(Figure dataset records)
****************************************

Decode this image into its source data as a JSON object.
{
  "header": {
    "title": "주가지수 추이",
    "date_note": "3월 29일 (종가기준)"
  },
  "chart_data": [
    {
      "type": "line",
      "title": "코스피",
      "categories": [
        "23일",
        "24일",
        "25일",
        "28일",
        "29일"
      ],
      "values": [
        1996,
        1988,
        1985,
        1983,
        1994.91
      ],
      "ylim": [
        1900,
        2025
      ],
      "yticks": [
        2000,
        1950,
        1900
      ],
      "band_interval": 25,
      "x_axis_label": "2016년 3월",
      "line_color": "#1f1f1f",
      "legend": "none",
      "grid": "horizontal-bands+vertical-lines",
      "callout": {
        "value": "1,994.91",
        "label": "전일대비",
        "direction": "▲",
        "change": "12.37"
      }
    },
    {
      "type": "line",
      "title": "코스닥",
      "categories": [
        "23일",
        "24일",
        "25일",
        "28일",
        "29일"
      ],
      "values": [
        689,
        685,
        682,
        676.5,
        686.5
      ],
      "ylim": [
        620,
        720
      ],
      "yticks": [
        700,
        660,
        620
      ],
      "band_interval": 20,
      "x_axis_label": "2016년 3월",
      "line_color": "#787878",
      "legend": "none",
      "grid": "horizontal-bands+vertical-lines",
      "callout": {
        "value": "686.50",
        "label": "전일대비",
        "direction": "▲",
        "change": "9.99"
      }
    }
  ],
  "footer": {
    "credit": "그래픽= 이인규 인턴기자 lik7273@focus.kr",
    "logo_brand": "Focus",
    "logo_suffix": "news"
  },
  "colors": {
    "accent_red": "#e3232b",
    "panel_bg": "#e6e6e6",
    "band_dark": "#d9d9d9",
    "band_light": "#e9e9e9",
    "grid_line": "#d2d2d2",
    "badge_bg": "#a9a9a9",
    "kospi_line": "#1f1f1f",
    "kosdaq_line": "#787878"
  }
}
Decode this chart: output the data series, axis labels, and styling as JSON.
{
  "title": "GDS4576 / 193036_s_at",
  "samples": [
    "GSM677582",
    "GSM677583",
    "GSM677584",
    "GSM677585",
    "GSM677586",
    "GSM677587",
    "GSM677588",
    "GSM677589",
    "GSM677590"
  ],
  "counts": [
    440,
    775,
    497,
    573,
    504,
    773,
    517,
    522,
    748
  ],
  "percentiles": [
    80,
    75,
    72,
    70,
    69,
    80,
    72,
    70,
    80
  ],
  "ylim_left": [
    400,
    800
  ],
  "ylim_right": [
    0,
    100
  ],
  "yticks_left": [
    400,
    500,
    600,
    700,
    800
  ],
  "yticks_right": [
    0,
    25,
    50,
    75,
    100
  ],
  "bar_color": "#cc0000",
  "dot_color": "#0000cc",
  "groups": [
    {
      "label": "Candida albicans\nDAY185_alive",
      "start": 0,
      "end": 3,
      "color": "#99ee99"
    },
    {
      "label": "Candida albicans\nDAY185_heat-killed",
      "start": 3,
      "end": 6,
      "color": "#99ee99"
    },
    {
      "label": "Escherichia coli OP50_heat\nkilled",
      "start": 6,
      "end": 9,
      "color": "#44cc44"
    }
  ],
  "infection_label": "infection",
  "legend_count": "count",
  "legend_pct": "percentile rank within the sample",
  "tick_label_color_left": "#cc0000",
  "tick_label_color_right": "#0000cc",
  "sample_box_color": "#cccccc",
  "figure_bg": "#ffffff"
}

****************************************

All of the entries must be quoted exactly; please include each one.

Decode this image into its source data as a JSON object.
{
  "header": {
    "title": "주가지수 추이",
    "date_note": "3월 29일 (종가기준)"
  },
  "chart_data": [
    {
      "type": "line",
      "title": "코스피",
      "categories": [
        "23일",
        "24일",
        "25일",
        "28일",
        "29일"
      ],
      "values": [
        1996,
        1988,
        1985,
        1983,
        1994.91
      ],
      "ylim": [
        1900,
        2025
      ],
      "yticks": [
        2000,
        1950,
        1900
      ],
      "band_interval": 25,
      "x_axis_label": "2016년 3월",
      "line_color": "#1f1f1f",
      "legend": "none",
      "grid": "horizontal-bands+vertical-lines",
      "callout": {
        "value": "1,994.91",
        "label": "전일대비",
        "direction": "▲",
        "change": "12.37"
      }
    },
    {
      "type": "line",
      "title": "코스닥",
      "categories": [
        "23일",
        "24일",
        "25일",
        "28일",
        "29일"
      ],
      "values": [
        689,
        685,
        682,
        676.5,
        686.5
      ],
      "ylim": [
        620,
        720
      ],
      "yticks": [
        700,
        660,
        620
      ],
      "band_interval": 20,
      "x_axis_label": "2016년 3월",
      "line_color": "#787878",
      "legend": "none",
      "grid": "horizontal-bands+vertical-lines",
      "callout": {
        "value": "686.50",
        "label": "전일대비",
        "direction": "▲",
        "change": "9.99"
      }
    }
  ],
  "footer": {
    "credit": "그래픽= 이인규 인턴기자 lik7273@focus.kr",
    "logo_brand": "Focus",
    "logo_suffix": "news"
  },
  "colors": {
    "accent_red": "#e3232b",
    "panel_bg": "#e6e6e6",
    "band_dark": "#d9d9d9",
    "band_light": "#e9e9e9",
    "grid_line": "#d2d2d2",
    "badge_bg": "#a9a9a9",
    "kospi_line": "#1f1f1f",
    "kosdaq_line": "#787878"
  }
}
Decode this chart: output the data series, axis labels, and styling as JSON.
{
  "title": "GDS4576 / 193036_s_at",
  "samples": [
    "GSM677582",
    "GSM677583",
    "GSM677584",
    "GSM677585",
    "GSM677586",
    "GSM677587",
    "GSM677588",
    "GSM677589",
    "GSM677590"
  ],
  "counts": [
    440,
    775,
    497,
    573,
    504,
    773,
    517,
    522,
    748
  ],
  "percentiles": [
    80,
    75,
    72,
    70,
    69,
    80,
    72,
    70,
    80
  ],
  "ylim_left": [
    400,
    800
  ],
  "ylim_right": [
    0,
    100
  ],
  "yticks_left": [
    400,
    500,
    600,
    700,
    800
  ],
  "yticks_right": [
    0,
    25,
    50,
    75,
    100
  ],
  "bar_color": "#cc0000",
  "dot_color": "#0000cc",
  "groups": [
    {
      "label": "Candida albicans\nDAY185_alive",
      "start": 0,
      "end": 3,
      "color": "#99ee99"
    },
    {
      "label": "Candida albicans\nDAY185_heat-killed",
      "start": 3,
      "end": 6,
      "color": "#99ee99"
    },
    {
      "label": "Escherichia coli OP50_heat\nkilled",
      "start": 6,
      "end": 9,
      "color": "#44cc44"
    }
  ],
  "infection_label": "infection",
  "legend_count": "count",
  "legend_pct": "percentile rank within the sample",
  "tick_label_color_left": "#cc0000",
  "tick_label_color_right": "#0000cc",
  "sample_box_color": "#cccccc",
  "figure_bg": "#ffffff"
}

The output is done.